Reproduce the data below with "title-strip" swapped for "title-bar" wherever it occurs, leaving everything else untouched.
---------------
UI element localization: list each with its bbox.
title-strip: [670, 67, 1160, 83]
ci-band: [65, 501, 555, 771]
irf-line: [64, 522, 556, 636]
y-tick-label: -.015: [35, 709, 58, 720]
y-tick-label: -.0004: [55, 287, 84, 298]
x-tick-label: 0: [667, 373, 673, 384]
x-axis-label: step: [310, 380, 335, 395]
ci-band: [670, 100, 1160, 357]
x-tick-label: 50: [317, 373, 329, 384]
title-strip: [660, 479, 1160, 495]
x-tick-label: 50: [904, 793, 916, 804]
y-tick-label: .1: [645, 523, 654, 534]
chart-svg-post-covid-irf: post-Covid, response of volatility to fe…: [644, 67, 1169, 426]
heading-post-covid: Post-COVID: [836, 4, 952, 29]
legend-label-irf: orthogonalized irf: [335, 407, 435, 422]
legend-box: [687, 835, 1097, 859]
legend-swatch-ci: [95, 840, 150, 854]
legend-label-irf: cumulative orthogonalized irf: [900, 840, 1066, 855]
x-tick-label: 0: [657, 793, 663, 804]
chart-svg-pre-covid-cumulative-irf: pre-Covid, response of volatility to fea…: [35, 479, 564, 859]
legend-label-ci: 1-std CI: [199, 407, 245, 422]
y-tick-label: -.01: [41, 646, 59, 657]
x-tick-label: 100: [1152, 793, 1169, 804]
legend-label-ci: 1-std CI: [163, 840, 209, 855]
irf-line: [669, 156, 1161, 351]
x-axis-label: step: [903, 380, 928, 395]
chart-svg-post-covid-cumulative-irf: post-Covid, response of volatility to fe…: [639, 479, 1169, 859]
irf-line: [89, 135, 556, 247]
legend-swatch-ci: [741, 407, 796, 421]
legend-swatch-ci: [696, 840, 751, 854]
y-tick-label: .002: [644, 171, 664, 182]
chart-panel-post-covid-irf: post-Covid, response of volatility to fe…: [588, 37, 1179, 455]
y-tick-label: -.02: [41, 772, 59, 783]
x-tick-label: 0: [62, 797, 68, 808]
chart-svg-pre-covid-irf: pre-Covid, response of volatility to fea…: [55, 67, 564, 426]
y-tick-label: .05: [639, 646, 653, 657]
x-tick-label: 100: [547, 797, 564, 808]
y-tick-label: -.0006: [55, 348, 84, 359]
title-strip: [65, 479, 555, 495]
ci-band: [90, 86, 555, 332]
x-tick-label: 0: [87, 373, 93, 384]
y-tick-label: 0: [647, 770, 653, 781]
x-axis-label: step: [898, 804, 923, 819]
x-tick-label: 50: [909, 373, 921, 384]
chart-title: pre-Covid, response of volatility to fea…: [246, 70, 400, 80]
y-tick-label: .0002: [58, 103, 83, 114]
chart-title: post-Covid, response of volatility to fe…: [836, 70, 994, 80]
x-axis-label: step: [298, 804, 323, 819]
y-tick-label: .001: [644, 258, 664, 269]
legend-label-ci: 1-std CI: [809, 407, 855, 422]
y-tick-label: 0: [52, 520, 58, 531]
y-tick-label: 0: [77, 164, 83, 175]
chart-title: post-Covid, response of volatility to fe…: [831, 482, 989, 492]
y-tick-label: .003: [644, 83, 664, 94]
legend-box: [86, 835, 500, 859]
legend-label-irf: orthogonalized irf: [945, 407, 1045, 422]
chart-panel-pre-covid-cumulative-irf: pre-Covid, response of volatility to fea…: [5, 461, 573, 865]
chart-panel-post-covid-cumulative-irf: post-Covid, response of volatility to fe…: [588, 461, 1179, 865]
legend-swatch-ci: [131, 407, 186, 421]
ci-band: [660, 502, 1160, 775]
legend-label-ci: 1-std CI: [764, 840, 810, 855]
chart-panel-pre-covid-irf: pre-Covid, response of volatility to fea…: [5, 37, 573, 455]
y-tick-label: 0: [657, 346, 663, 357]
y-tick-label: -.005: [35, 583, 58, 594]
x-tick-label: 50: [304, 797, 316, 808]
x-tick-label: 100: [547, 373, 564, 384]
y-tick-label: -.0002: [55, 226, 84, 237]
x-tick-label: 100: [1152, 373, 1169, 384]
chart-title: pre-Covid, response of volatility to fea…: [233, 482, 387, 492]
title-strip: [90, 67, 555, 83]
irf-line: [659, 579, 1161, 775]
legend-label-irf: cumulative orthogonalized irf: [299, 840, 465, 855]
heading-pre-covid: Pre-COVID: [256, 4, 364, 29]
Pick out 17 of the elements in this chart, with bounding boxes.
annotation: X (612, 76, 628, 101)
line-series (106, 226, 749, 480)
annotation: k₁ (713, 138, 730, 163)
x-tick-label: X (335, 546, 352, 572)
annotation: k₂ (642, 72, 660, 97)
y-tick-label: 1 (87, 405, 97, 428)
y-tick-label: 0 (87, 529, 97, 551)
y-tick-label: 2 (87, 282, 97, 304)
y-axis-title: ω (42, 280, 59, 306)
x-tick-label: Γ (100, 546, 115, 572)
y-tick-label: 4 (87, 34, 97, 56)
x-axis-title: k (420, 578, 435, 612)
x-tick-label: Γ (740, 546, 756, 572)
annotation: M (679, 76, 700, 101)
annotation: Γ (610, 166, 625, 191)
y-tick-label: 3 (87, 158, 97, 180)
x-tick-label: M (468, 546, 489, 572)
---------------
> [SOLUTION BELOW]:
UI element localization: list each with its bbox.
title-bar: [670, 67, 1160, 83]
ci-band: [65, 501, 555, 771]
irf-line: [64, 522, 556, 636]
y-tick-label: -.015: [35, 709, 58, 720]
y-tick-label: -.0004: [55, 287, 84, 298]
x-tick-label: 0: [667, 373, 673, 384]
x-axis-label: step: [310, 380, 335, 395]
ci-band: [670, 100, 1160, 357]
x-tick-label: 50: [317, 373, 329, 384]
title-bar: [660, 479, 1160, 495]
x-tick-label: 50: [904, 793, 916, 804]
y-tick-label: .1: [645, 523, 654, 534]
chart-svg-post-covid-irf: post-Covid, response of volatility to fe…: [644, 67, 1169, 426]
heading-post-covid: Post-COVID: [836, 4, 952, 29]
legend-label-irf: orthogonalized irf: [335, 407, 435, 422]
legend-box: [687, 835, 1097, 859]
legend-swatch-ci: [95, 840, 150, 854]
legend-label-irf: cumulative orthogonalized irf: [900, 840, 1066, 855]
x-tick-label: 0: [657, 793, 663, 804]
chart-svg-pre-covid-cumulative-irf: pre-Covid, response of volatility to fea…: [35, 479, 564, 859]
legend-label-ci: 1-std CI: [199, 407, 245, 422]
y-tick-label: -.01: [41, 646, 59, 657]
x-tick-label: 100: [1152, 793, 1169, 804]
legend-label-ci: 1-std CI: [163, 840, 209, 855]
irf-line: [669, 156, 1161, 351]
x-axis-label: step: [903, 380, 928, 395]
chart-svg-post-covid-cumulative-irf: post-Covid, response of volatility to fe…: [639, 479, 1169, 859]
irf-line: [89, 135, 556, 247]
legend-swatch-ci: [741, 407, 796, 421]
legend-swatch-ci: [696, 840, 751, 854]
y-tick-label: .002: [644, 171, 664, 182]
chart-panel-post-covid-irf: post-Covid, response of volatility to fe…: [588, 37, 1179, 455]
y-tick-label: -.02: [41, 772, 59, 783]
x-tick-label: 0: [62, 797, 68, 808]
chart-svg-pre-covid-irf: pre-Covid, response of volatility to fea…: [55, 67, 564, 426]
y-tick-label: .05: [639, 646, 653, 657]
x-tick-label: 100: [547, 797, 564, 808]
y-tick-label: -.0006: [55, 348, 84, 359]
title-bar: [65, 479, 555, 495]
ci-band: [90, 86, 555, 332]
x-tick-label: 0: [87, 373, 93, 384]
y-tick-label: 0: [647, 770, 653, 781]
x-axis-label: step: [898, 804, 923, 819]
x-tick-label: 50: [909, 373, 921, 384]
chart-title: pre-Covid, response of volatility to fea…: [246, 70, 400, 80]
y-tick-label: .0002: [58, 103, 83, 114]
chart-title: post-Covid, response of volatility to fe…: [836, 70, 994, 80]
x-axis-label: step: [298, 804, 323, 819]
y-tick-label: .001: [644, 258, 664, 269]
legend-label-ci: 1-std CI: [809, 407, 855, 422]
y-tick-label: 0: [52, 520, 58, 531]
y-tick-label: 0: [77, 164, 83, 175]
chart-title: post-Covid, response of volatility to fe…: [831, 482, 989, 492]
y-tick-label: .003: [644, 83, 664, 94]
legend-box: [86, 835, 500, 859]
legend-label-irf: orthogonalized irf: [945, 407, 1045, 422]
chart-panel-pre-covid-cumulative-irf: pre-Covid, response of volatility to fea…: [5, 461, 573, 865]
chart-panel-post-covid-cumulative-irf: post-Covid, response of volatility to fe…: [588, 461, 1179, 865]
legend-swatch-ci: [131, 407, 186, 421]
ci-band: [660, 502, 1160, 775]
legend-label-ci: 1-std CI: [764, 840, 810, 855]
chart-panel-pre-covid-irf: pre-Covid, response of volatility to fea…: [5, 37, 573, 455]
y-tick-label: 0: [657, 346, 663, 357]
y-tick-label: -.005: [35, 583, 58, 594]
x-tick-label: 50: [304, 797, 316, 808]
x-tick-label: 100: [547, 373, 564, 384]
y-tick-label: -.0002: [55, 226, 84, 237]
x-tick-label: 100: [1152, 373, 1169, 384]
chart-title: pre-Covid, response of volatility to fea…: [233, 482, 387, 492]
title-bar: [90, 67, 555, 83]
irf-line: [659, 579, 1161, 775]
legend-label-irf: cumulative orthogonalized irf: [299, 840, 465, 855]
heading-pre-covid: Pre-COVID: [256, 4, 364, 29]
Pick out 17 of the elements in this chart, with bounding boxes.
annotation: X (612, 76, 628, 101)
line-series (106, 226, 749, 480)
annotation: k₁ (713, 138, 730, 163)
x-tick-label: X (335, 546, 352, 572)
annotation: k₂ (642, 72, 660, 97)
y-tick-label: 1 (87, 405, 97, 428)
y-tick-label: 0 (87, 529, 97, 551)
y-tick-label: 2 (87, 282, 97, 304)
y-axis-title: ω (42, 280, 59, 306)
x-tick-label: Γ (100, 546, 115, 572)
y-tick-label: 4 (87, 34, 97, 56)
x-axis-title: k (420, 578, 435, 612)
x-tick-label: Γ (740, 546, 756, 572)
annotation: M (679, 76, 700, 101)
annotation: Γ (610, 166, 625, 191)
y-tick-label: 3 (87, 158, 97, 180)
x-tick-label: M (468, 546, 489, 572)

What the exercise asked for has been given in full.